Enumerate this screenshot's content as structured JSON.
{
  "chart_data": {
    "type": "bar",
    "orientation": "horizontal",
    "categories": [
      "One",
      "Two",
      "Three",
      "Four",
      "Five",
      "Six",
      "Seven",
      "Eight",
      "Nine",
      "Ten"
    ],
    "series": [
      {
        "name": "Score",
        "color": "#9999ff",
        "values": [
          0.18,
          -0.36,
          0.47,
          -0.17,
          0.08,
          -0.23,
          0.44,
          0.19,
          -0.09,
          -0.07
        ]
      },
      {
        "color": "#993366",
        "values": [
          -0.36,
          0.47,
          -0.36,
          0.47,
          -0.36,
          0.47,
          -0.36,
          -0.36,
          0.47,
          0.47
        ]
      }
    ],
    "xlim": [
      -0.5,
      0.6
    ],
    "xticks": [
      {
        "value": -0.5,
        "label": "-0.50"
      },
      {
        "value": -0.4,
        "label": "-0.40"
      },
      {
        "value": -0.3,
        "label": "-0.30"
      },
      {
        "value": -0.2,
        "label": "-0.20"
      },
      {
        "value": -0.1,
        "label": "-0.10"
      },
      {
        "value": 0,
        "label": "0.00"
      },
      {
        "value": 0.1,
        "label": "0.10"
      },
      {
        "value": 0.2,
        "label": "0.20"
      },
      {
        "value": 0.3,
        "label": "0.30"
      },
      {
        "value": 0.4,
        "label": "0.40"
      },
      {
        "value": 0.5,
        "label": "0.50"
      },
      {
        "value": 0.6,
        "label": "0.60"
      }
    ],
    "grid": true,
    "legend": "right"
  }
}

Aim of the exercise |
Type out the full listing again, exactly as given.

Written answer |
Enumerate this screenshot's content as structured JSON.
{
  "chart_data": {
    "type": "bar",
    "orientation": "horizontal",
    "categories": [
      "One",
      "Two",
      "Three",
      "Four",
      "Five",
      "Six",
      "Seven",
      "Eight",
      "Nine",
      "Ten"
    ],
    "series": [
      {
        "name": "Score",
        "color": "#9999ff",
        "values": [
          0.18,
          -0.36,
          0.47,
          -0.17,
          0.08,
          -0.23,
          0.44,
          0.19,
          -0.09,
          -0.07
        ]
      },
      {
        "color": "#993366",
        "values": [
          -0.36,
          0.47,
          -0.36,
          0.47,
          -0.36,
          0.47,
          -0.36,
          -0.36,
          0.47,
          0.47
        ]
      }
    ],
    "xlim": [
      -0.5,
      0.6
    ],
    "xticks": [
      {
        "value": -0.5,
        "label": "-0.50"
      },
      {
        "value": -0.4,
        "label": "-0.40"
      },
      {
        "value": -0.3,
        "label": "-0.30"
      },
      {
        "value": -0.2,
        "label": "-0.20"
      },
      {
        "value": -0.1,
        "label": "-0.10"
      },
      {
        "value": 0,
        "label": "0.00"
      },
      {
        "value": 0.1,
        "label": "0.10"
      },
      {
        "value": 0.2,
        "label": "0.20"
      },
      {
        "value": 0.3,
        "label": "0.30"
      },
      {
        "value": 0.4,
        "label": "0.40"
      },
      {
        "value": 0.5,
        "label": "0.50"
      },
      {
        "value": 0.6,
        "label": "0.60"
      }
    ],
    "grid": true,
    "legend": "right"
  }
}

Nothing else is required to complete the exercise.